==== EXCERPTED DATA
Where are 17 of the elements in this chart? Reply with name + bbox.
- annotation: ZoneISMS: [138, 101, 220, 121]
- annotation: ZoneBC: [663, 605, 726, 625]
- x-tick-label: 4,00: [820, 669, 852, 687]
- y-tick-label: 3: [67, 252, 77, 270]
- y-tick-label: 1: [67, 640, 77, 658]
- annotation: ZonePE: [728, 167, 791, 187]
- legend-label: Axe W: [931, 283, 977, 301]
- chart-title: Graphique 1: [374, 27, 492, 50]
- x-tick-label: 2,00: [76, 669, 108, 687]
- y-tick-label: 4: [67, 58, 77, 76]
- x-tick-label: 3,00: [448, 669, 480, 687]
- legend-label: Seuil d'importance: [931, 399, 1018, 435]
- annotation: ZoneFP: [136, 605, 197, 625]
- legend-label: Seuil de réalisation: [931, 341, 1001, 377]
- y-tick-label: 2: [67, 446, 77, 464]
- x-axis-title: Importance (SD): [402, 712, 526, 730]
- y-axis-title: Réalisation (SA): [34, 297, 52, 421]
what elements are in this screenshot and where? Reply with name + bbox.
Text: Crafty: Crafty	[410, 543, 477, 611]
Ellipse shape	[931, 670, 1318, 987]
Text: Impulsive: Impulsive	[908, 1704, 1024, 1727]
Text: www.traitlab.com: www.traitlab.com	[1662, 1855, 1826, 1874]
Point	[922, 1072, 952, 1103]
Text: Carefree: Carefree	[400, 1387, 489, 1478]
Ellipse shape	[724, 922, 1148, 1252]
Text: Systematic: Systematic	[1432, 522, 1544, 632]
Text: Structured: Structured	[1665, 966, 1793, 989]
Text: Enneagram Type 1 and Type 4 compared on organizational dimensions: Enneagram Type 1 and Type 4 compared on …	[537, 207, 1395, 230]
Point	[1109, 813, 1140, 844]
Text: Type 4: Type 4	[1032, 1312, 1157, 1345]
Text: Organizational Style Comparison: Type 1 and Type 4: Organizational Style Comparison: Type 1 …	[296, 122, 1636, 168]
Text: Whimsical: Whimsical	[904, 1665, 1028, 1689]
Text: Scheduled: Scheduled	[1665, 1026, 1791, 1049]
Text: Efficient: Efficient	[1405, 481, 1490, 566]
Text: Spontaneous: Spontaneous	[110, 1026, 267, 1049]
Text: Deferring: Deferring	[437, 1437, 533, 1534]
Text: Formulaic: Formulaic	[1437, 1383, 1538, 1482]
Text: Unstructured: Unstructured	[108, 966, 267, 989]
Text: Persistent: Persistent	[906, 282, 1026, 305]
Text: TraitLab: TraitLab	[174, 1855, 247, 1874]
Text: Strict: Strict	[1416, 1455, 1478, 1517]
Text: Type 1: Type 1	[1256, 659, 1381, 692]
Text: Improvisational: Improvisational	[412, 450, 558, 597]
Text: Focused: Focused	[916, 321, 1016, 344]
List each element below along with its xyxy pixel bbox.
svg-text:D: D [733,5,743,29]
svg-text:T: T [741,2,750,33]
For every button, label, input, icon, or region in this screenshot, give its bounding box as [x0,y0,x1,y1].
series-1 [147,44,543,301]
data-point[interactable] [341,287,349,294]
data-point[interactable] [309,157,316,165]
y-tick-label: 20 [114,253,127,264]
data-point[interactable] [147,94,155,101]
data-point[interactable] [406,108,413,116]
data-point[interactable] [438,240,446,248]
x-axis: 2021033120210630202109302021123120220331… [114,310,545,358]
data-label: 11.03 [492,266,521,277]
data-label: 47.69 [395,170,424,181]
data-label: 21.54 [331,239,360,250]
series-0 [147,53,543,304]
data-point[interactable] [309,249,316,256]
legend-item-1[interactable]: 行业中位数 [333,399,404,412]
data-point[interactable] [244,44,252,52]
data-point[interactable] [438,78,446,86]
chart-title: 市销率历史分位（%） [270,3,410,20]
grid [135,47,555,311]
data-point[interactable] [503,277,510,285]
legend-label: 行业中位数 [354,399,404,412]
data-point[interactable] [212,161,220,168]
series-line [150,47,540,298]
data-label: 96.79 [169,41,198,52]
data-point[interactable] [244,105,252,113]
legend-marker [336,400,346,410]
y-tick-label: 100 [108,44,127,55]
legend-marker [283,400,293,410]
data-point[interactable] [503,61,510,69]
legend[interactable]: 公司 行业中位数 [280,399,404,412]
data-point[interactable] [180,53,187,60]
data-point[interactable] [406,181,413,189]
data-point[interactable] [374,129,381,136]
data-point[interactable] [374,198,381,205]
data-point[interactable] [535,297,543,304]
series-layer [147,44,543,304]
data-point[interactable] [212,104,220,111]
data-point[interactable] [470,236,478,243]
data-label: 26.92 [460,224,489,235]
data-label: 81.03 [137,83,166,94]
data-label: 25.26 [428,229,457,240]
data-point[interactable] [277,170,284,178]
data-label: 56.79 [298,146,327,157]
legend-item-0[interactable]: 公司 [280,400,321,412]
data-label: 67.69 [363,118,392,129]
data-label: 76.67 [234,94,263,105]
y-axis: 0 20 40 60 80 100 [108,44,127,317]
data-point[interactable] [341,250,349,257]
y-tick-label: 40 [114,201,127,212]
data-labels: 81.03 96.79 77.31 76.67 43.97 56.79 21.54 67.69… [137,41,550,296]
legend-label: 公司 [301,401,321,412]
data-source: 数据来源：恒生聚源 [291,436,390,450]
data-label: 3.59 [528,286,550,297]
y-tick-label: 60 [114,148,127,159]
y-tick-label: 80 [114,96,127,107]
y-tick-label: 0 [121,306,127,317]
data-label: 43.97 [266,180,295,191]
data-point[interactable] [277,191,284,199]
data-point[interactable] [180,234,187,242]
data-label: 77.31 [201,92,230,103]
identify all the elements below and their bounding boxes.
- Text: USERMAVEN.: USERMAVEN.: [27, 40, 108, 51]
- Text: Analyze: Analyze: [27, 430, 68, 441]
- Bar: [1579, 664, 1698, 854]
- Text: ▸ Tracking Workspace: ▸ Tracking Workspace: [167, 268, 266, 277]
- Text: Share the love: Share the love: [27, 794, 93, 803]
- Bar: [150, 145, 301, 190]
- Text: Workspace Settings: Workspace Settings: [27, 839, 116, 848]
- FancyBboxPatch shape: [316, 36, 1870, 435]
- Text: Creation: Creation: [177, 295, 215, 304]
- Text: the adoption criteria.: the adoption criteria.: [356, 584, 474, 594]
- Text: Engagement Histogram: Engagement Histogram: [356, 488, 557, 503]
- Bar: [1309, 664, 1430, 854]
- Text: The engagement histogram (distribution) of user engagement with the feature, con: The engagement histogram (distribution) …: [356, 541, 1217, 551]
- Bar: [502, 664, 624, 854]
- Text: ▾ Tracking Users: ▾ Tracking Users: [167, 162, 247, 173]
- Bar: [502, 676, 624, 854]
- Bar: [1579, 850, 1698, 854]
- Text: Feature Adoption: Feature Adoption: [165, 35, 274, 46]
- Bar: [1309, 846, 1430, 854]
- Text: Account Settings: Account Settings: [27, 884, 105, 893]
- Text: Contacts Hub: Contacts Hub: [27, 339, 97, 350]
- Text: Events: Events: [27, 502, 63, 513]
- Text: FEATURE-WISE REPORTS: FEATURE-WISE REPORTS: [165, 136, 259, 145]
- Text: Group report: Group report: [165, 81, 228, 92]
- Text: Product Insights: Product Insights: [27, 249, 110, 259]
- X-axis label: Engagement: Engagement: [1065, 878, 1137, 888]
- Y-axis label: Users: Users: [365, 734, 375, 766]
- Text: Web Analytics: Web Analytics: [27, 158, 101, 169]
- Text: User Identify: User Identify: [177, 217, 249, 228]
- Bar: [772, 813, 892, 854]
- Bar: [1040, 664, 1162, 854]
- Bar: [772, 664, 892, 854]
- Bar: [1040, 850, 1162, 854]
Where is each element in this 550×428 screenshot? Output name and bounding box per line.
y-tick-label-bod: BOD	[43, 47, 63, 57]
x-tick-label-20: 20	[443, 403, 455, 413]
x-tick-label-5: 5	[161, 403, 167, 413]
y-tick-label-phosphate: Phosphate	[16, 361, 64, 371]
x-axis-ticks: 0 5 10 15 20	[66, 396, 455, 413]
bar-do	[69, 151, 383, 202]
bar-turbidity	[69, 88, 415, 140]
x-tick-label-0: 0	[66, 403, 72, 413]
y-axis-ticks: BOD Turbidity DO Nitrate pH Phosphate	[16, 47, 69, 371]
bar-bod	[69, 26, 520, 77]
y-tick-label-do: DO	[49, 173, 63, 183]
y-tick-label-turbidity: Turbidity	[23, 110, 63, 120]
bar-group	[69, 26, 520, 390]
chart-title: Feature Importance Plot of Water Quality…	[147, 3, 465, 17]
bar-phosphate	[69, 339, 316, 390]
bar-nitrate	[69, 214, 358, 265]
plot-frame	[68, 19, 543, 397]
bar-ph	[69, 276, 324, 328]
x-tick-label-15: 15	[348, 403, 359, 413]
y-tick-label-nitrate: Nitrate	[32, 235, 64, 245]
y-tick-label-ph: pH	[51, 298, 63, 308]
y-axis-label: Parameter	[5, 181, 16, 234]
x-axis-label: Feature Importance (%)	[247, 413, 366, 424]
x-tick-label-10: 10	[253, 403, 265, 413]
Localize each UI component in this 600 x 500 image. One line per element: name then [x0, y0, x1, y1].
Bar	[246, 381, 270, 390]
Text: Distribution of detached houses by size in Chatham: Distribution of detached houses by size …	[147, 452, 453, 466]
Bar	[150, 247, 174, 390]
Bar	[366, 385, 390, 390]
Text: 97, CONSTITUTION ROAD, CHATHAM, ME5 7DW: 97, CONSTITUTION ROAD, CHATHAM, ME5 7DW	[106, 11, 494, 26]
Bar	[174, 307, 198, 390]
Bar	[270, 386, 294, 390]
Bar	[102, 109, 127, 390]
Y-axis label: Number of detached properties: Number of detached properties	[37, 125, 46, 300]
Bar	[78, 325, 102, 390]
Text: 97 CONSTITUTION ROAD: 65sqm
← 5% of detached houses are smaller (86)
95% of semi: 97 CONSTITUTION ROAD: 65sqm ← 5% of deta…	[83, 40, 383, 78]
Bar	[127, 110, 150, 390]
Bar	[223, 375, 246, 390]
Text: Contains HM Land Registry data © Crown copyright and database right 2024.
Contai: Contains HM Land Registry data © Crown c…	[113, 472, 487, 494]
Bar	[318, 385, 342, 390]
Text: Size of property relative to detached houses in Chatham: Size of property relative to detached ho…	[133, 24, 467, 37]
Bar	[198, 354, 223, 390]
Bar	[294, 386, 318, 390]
========
## TASK
Rewrite the lines from the first one up to and including the line with "966, 1793, 989]", substituting "callout" for "annotation" and leaving everything else unchanged.

## EXPECTED ANSWER
Where are 17 of the elements in this chart? Reply with name + bbox.
- callout: ZoneISMS: [138, 101, 220, 121]
- callout: ZoneBC: [663, 605, 726, 625]
- x-tick-label: 4,00: [820, 669, 852, 687]
- y-tick-label: 3: [67, 252, 77, 270]
- y-tick-label: 1: [67, 640, 77, 658]
- callout: ZonePE: [728, 167, 791, 187]
- legend-label: Axe W: [931, 283, 977, 301]
- chart-title: Graphique 1: [374, 27, 492, 50]
- x-tick-label: 2,00: [76, 669, 108, 687]
- y-tick-label: 4: [67, 58, 77, 76]
- x-tick-label: 3,00: [448, 669, 480, 687]
- legend-label: Seuil d'importance: [931, 399, 1018, 435]
- callout: ZoneFP: [136, 605, 197, 625]
- legend-label: Seuil de réalisation: [931, 341, 1001, 377]
- y-tick-label: 2: [67, 446, 77, 464]
- x-axis-title: Importance (SD): [402, 712, 526, 730]
- y-axis-title: Réalisation (SA): [34, 297, 52, 421]
what elements are in this screenshot and where? Reply with name + bbox.
Text: Crafty: Crafty	[410, 543, 477, 611]
Ellipse shape	[931, 670, 1318, 987]
Text: Impulsive: Impulsive	[908, 1704, 1024, 1727]
Text: www.traitlab.com: www.traitlab.com	[1662, 1855, 1826, 1874]
Point	[922, 1072, 952, 1103]
Text: Carefree: Carefree	[400, 1387, 489, 1478]
Ellipse shape	[724, 922, 1148, 1252]
Text: Systematic: Systematic	[1432, 522, 1544, 632]
Text: Structured: Structured	[1665, 966, 1793, 989]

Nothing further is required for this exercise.